# [Dataset entries]
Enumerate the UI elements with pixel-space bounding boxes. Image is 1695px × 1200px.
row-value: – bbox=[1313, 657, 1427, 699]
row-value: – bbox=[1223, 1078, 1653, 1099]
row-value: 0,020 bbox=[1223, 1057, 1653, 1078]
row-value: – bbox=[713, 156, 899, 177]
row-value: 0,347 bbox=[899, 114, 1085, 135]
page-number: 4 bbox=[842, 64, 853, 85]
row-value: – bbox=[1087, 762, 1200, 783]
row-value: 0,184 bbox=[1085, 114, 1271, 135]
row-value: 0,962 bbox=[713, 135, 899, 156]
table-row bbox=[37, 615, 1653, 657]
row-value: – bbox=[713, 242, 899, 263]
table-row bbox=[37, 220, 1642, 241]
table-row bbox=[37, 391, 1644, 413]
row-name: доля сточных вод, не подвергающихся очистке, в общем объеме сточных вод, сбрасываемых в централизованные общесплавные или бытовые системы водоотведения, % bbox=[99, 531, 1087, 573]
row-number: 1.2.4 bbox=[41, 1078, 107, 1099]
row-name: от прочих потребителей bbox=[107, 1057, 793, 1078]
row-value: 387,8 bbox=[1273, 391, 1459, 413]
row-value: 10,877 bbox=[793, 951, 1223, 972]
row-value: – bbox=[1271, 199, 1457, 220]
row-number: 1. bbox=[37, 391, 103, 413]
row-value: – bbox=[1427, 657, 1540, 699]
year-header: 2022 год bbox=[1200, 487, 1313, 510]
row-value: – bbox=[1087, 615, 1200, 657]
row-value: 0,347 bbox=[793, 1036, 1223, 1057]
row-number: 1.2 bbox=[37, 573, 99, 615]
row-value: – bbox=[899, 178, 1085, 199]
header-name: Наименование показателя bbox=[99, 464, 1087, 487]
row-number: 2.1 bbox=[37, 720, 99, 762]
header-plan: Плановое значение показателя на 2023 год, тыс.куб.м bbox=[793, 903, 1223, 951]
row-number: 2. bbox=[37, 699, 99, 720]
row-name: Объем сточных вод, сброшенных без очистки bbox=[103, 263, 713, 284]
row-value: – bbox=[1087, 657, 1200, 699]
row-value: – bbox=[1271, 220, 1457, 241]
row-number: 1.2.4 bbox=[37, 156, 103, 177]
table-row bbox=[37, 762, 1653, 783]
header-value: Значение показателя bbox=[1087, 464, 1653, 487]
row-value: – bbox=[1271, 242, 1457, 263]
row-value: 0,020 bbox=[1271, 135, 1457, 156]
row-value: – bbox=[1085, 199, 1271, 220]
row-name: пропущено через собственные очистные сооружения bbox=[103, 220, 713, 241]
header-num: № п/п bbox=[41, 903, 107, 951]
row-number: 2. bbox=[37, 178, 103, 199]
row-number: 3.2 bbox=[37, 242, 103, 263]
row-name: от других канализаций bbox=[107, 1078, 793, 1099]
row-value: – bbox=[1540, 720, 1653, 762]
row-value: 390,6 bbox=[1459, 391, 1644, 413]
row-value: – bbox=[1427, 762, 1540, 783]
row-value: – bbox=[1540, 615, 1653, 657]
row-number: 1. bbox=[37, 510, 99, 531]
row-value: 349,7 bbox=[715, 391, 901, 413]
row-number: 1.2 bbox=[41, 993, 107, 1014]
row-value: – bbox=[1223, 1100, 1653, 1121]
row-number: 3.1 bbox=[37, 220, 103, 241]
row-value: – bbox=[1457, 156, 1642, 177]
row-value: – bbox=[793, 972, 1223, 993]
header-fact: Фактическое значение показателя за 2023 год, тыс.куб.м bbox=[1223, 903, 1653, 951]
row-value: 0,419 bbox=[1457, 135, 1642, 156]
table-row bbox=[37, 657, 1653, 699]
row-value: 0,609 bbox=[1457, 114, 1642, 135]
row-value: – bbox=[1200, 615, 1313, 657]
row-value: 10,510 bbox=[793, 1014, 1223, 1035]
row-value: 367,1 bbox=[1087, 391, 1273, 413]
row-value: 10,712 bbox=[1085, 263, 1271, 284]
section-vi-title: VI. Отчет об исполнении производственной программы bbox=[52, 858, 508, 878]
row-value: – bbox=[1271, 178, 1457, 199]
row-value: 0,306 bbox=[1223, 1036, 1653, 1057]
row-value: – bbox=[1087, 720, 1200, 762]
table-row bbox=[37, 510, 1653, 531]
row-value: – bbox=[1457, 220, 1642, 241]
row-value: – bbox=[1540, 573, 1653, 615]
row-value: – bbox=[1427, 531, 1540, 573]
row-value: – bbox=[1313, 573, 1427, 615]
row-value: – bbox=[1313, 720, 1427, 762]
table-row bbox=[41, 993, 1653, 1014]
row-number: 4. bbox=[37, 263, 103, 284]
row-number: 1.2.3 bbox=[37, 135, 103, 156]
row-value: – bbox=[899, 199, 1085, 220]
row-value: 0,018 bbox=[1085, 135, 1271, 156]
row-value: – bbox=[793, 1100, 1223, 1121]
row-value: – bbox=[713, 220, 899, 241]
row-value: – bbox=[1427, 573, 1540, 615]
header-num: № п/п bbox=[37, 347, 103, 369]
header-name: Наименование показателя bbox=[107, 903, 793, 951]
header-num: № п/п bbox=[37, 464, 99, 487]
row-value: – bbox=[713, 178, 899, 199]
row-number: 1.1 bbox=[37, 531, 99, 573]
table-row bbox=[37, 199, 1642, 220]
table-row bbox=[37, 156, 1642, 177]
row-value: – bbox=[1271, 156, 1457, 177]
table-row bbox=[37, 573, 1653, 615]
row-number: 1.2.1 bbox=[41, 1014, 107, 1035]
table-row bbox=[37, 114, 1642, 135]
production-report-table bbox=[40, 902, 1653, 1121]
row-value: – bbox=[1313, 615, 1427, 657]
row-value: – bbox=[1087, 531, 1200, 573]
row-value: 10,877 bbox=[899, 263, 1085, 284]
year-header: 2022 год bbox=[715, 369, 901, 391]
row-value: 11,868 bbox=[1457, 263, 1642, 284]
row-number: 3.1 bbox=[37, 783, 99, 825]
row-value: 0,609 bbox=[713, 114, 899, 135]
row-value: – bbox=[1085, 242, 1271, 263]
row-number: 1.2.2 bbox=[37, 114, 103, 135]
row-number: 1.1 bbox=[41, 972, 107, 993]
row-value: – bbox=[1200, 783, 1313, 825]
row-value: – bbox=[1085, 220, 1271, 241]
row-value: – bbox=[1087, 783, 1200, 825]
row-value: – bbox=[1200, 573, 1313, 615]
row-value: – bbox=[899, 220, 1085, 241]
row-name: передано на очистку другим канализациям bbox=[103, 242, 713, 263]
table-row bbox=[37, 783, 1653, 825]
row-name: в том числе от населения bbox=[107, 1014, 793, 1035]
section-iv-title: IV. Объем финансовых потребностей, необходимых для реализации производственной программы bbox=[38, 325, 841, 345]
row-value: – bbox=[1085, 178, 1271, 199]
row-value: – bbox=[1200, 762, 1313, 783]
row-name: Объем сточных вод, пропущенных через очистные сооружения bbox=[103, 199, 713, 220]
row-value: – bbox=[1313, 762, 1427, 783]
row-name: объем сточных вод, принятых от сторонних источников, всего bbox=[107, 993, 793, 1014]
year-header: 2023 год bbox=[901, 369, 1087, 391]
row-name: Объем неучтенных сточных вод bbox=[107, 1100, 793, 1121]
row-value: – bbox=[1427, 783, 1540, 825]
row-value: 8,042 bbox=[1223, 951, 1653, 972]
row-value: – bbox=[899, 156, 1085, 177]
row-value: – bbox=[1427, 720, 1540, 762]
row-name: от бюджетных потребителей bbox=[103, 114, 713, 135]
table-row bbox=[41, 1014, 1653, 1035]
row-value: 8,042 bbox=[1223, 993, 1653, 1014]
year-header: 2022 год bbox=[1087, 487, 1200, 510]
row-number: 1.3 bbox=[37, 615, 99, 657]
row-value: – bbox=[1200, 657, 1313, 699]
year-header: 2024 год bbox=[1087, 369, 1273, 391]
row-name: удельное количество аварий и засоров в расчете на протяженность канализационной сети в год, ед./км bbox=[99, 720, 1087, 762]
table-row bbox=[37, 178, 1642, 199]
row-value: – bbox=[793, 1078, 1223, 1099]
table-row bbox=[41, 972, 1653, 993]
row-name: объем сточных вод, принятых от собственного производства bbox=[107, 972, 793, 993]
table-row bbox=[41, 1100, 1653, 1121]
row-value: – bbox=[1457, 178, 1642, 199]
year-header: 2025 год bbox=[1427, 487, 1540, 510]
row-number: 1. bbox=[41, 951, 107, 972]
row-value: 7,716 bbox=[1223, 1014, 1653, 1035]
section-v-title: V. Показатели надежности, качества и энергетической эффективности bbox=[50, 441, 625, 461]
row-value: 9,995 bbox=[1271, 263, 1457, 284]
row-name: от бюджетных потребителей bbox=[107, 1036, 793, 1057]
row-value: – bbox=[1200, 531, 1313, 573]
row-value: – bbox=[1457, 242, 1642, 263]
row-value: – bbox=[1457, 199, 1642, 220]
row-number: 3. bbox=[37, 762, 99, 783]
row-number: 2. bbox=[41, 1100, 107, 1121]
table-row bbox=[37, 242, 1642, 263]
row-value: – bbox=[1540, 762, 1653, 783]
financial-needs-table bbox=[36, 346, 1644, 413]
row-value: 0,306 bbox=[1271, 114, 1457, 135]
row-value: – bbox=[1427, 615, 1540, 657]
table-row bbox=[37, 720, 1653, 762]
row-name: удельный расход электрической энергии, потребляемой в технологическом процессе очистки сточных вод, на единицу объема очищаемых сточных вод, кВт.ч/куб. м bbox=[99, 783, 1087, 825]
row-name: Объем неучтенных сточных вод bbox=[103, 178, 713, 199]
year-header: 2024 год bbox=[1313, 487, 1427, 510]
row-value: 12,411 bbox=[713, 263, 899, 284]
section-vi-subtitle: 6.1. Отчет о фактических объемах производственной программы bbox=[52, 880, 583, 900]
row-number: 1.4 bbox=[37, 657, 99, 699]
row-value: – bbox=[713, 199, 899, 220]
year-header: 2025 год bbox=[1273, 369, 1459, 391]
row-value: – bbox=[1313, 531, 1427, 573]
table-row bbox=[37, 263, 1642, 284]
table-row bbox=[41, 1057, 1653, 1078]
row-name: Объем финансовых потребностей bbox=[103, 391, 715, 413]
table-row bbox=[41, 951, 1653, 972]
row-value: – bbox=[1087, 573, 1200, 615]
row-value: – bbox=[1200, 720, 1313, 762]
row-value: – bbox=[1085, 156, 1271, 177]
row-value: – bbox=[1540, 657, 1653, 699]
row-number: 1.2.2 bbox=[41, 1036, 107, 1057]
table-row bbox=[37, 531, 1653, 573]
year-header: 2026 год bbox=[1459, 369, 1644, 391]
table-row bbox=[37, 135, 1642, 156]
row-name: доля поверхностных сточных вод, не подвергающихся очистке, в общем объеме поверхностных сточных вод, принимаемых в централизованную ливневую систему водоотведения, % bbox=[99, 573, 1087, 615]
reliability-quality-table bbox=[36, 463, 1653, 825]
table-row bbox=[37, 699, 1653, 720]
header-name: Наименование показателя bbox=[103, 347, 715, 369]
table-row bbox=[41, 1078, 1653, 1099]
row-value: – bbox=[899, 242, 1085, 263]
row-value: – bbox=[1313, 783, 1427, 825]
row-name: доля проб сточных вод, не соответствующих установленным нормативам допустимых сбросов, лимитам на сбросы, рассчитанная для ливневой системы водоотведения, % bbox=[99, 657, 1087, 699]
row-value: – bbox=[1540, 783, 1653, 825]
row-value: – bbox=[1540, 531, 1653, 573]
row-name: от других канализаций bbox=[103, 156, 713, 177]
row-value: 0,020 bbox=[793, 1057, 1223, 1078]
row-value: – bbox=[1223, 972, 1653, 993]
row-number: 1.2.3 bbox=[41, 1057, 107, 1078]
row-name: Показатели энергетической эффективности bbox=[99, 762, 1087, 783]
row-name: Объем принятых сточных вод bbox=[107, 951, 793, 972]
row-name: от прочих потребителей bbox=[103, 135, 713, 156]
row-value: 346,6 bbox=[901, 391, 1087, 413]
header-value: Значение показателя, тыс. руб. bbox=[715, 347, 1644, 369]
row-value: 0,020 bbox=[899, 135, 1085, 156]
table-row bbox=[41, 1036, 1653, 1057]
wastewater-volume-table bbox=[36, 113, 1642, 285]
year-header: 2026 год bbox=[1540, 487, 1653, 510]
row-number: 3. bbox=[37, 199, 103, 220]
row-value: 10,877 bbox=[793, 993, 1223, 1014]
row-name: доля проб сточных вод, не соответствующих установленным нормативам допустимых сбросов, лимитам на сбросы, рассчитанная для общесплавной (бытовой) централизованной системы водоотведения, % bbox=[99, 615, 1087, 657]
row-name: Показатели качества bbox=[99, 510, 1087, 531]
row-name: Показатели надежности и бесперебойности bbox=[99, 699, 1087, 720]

# [Exercise description]
Swap "row-value" for "value" throughout the entries above, from their first line through the line that contains "page-number: 4 bbox=[842, 64, 853, 85]", and give those lines again with everything else unchanged.

# [Expected answer]
Enumerate the UI elements with pixel-space bounding boxes. Image is 1695px × 1200px.
value: – bbox=[1313, 657, 1427, 699]
value: – bbox=[1223, 1078, 1653, 1099]
value: 0,020 bbox=[1223, 1057, 1653, 1078]
value: – bbox=[713, 156, 899, 177]
value: 0,347 bbox=[899, 114, 1085, 135]
page-number: 4 bbox=[842, 64, 853, 85]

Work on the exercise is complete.